* DIRECTION:
Reproduce the entire listing word for word.

* STORED DATA:
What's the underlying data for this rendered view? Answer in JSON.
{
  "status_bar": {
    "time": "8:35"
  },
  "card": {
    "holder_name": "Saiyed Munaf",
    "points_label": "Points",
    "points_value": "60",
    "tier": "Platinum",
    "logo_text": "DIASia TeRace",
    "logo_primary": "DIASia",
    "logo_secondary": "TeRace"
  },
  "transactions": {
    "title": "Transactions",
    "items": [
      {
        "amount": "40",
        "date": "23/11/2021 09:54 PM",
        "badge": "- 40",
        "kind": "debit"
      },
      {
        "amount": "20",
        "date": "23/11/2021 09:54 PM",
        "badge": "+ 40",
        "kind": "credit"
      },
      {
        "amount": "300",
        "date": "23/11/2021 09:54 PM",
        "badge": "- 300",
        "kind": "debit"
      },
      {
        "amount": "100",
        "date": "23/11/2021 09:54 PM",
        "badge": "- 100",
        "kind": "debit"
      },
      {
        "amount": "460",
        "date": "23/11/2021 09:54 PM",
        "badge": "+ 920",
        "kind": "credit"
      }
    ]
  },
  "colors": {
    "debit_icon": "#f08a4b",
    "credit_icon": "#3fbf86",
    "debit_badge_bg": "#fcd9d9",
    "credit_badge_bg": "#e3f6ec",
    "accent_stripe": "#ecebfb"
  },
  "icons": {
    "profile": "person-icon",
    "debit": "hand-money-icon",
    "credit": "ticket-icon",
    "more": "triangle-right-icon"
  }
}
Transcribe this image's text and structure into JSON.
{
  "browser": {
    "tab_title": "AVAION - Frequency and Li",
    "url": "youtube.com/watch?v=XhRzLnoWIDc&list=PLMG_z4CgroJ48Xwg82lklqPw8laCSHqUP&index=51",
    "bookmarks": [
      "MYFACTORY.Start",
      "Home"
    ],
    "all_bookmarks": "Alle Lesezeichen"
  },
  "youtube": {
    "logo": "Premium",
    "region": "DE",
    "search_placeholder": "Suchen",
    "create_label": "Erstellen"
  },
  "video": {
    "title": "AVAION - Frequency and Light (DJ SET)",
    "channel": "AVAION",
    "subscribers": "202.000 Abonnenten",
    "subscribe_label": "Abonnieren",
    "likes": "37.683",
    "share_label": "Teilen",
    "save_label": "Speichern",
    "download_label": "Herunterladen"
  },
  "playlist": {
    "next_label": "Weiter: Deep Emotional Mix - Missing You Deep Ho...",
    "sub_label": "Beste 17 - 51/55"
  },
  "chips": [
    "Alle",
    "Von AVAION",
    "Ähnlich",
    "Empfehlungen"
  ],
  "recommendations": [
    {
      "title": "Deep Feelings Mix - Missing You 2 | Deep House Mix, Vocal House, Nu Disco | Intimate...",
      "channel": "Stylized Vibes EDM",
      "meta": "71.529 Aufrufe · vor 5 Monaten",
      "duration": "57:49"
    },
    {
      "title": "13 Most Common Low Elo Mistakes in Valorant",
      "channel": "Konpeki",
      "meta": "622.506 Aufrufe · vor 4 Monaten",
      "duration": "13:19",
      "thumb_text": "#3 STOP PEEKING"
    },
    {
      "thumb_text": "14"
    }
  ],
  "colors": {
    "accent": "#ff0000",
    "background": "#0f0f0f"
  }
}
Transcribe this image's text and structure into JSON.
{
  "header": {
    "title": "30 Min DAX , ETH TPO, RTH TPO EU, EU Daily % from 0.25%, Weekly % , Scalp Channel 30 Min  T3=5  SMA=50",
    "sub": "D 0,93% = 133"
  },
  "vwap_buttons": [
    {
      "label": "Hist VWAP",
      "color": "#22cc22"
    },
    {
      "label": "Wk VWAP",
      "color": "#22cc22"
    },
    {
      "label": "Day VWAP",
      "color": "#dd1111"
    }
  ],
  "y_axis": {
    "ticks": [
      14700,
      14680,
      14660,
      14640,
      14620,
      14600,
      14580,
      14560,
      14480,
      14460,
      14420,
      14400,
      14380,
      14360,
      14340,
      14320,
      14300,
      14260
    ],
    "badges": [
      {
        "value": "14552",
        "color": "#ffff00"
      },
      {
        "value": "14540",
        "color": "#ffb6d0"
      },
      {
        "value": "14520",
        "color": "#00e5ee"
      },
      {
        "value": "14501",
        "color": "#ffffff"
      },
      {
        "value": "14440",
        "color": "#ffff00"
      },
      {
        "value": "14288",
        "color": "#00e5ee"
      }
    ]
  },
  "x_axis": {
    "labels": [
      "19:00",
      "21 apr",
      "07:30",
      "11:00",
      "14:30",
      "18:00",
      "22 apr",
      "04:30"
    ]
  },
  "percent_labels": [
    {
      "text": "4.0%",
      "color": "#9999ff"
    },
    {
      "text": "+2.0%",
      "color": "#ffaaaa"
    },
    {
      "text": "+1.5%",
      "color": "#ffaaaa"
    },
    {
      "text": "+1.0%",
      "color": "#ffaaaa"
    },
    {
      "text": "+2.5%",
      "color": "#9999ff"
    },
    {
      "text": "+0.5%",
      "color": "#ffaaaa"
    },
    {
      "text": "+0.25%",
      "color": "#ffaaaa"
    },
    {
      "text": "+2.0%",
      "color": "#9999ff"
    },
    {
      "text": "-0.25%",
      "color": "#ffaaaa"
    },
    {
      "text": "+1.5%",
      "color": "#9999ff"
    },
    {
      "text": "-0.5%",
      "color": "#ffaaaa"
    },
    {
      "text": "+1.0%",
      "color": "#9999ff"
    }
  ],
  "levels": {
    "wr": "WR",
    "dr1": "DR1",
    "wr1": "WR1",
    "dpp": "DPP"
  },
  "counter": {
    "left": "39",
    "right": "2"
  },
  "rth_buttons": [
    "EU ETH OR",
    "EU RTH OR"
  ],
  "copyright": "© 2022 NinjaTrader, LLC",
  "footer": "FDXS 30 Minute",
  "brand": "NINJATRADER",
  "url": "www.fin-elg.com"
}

* FULL ANSWER:
What's the underlying data for this rendered view? Answer in JSON.
{
  "status_bar": {
    "time": "8:35"
  },
  "card": {
    "holder_name": "Saiyed Munaf",
    "points_label": "Points",
    "points_value": "60",
    "tier": "Platinum",
    "logo_text": "DIASia TeRace",
    "logo_primary": "DIASia",
    "logo_secondary": "TeRace"
  },
  "transactions": {
    "title": "Transactions",
    "items": [
      {
        "amount": "40",
        "date": "23/11/2021 09:54 PM",
        "badge": "- 40",
        "kind": "debit"
      },
      {
        "amount": "20",
        "date": "23/11/2021 09:54 PM",
        "badge": "+ 40",
        "kind": "credit"
      },
      {
        "amount": "300",
        "date": "23/11/2021 09:54 PM",
        "badge": "- 300",
        "kind": "debit"
      },
      {
        "amount": "100",
        "date": "23/11/2021 09:54 PM",
        "badge": "- 100",
        "kind": "debit"
      },
      {
        "amount": "460",
        "date": "23/11/2021 09:54 PM",
        "badge": "+ 920",
        "kind": "credit"
      }
    ]
  },
  "colors": {
    "debit_icon": "#f08a4b",
    "credit_icon": "#3fbf86",
    "debit_badge_bg": "#fcd9d9",
    "credit_badge_bg": "#e3f6ec",
    "accent_stripe": "#ecebfb"
  },
  "icons": {
    "profile": "person-icon",
    "debit": "hand-money-icon",
    "credit": "ticket-icon",
    "more": "triangle-right-icon"
  }
}
Transcribe this image's text and structure into JSON.
{
  "browser": {
    "tab_title": "AVAION - Frequency and Li",
    "url": "youtube.com/watch?v=XhRzLnoWIDc&list=PLMG_z4CgroJ48Xwg82lklqPw8laCSHqUP&index=51",
    "bookmarks": [
      "MYFACTORY.Start",
      "Home"
    ],
    "all_bookmarks": "Alle Lesezeichen"
  },
  "youtube": {
    "logo": "Premium",
    "region": "DE",
    "search_placeholder": "Suchen",
    "create_label": "Erstellen"
  },
  "video": {
    "title": "AVAION - Frequency and Light (DJ SET)",
    "channel": "AVAION",
    "subscribers": "202.000 Abonnenten",
    "subscribe_label": "Abonnieren",
    "likes": "37.683",
    "share_label": "Teilen",
    "save_label": "Speichern",
    "download_label": "Herunterladen"
  },
  "playlist": {
    "next_label": "Weiter: Deep Emotional Mix - Missing You Deep Ho...",
    "sub_label": "Beste 17 - 51/55"
  },
  "chips": [
    "Alle",
    "Von AVAION",
    "Ähnlich",
    "Empfehlungen"
  ],
  "recommendations": [
    {
      "title": "Deep Feelings Mix - Missing You 2 | Deep House Mix, Vocal House, Nu Disco | Intimate...",
      "channel": "Stylized Vibes EDM",
      "meta": "71.529 Aufrufe · vor 5 Monaten",
      "duration": "57:49"
    },
    {
      "title": "13 Most Common Low Elo Mistakes in Valorant",
      "channel": "Konpeki",
      "meta": "622.506 Aufrufe · vor 4 Monaten",
      "duration": "13:19",
      "thumb_text": "#3 STOP PEEKING"
    },
    {
      "thumb_text": "14"
    }
  ],
  "colors": {
    "accent": "#ff0000",
    "background": "#0f0f0f"
  }
}
Transcribe this image's text and structure into JSON.
{
  "header": {
    "title": "30 Min DAX , ETH TPO, RTH TPO EU, EU Daily % from 0.25%, Weekly % , Scalp Channel 30 Min  T3=5  SMA=50",
    "sub": "D 0,93% = 133"
  },
  "vwap_buttons": [
    {
      "label": "Hist VWAP",
      "color": "#22cc22"
    },
    {
      "label": "Wk VWAP",
      "color": "#22cc22"
    },
    {
      "label": "Day VWAP",
      "color": "#dd1111"
    }
  ],
  "y_axis": {
    "ticks": [
      14700,
      14680,
      14660,
      14640,
      14620,
      14600,
      14580,
      14560,
      14480,
      14460,
      14420,
      14400,
      14380,
      14360,
      14340,
      14320,
      14300,
      14260
    ],
    "badges": [
      {
        "value": "14552",
        "color": "#ffff00"
      },
      {
        "value": "14540",
        "color": "#ffb6d0"
      },
      {
        "value": "14520",
        "color": "#00e5ee"
      },
      {
        "value": "14501",
        "color": "#ffffff"
      },
      {
        "value": "14440",
        "color": "#ffff00"
      },
      {
        "value": "14288",
        "color": "#00e5ee"
      }
    ]
  },
  "x_axis": {
    "labels": [
      "19:00",
      "21 apr",
      "07:30",
      "11:00",
      "14:30",
      "18:00",
      "22 apr",
      "04:30"
    ]
  },
  "percent_labels": [
    {
      "text": "4.0%",
      "color": "#9999ff"
    },
    {
      "text": "+2.0%",
      "color": "#ffaaaa"
    },
    {
      "text": "+1.5%",
      "color": "#ffaaaa"
    },
    {
      "text": "+1.0%",
      "color": "#ffaaaa"
    },
    {
      "text": "+2.5%",
      "color": "#9999ff"
    },
    {
      "text": "+0.5%",
      "color": "#ffaaaa"
    },
    {
      "text": "+0.25%",
      "color": "#ffaaaa"
    },
    {
      "text": "+2.0%",
      "color": "#9999ff"
    },
    {
      "text": "-0.25%",
      "color": "#ffaaaa"
    },
    {
      "text": "+1.5%",
      "color": "#9999ff"
    },
    {
      "text": "-0.5%",
      "color": "#ffaaaa"
    },
    {
      "text": "+1.0%",
      "color": "#9999ff"
    }
  ],
  "levels": {
    "wr": "WR",
    "dr1": "DR1",
    "wr1": "WR1",
    "dpp": "DPP"
  },
  "counter": {
    "left": "39",
    "right": "2"
  },
  "rth_buttons": [
    "EU ETH OR",
    "EU RTH OR"
  ],
  "copyright": "© 2022 NinjaTrader, LLC",
  "footer": "FDXS 30 Minute",
  "brand": "NINJATRADER",
  "url": "www.fin-elg.com"
}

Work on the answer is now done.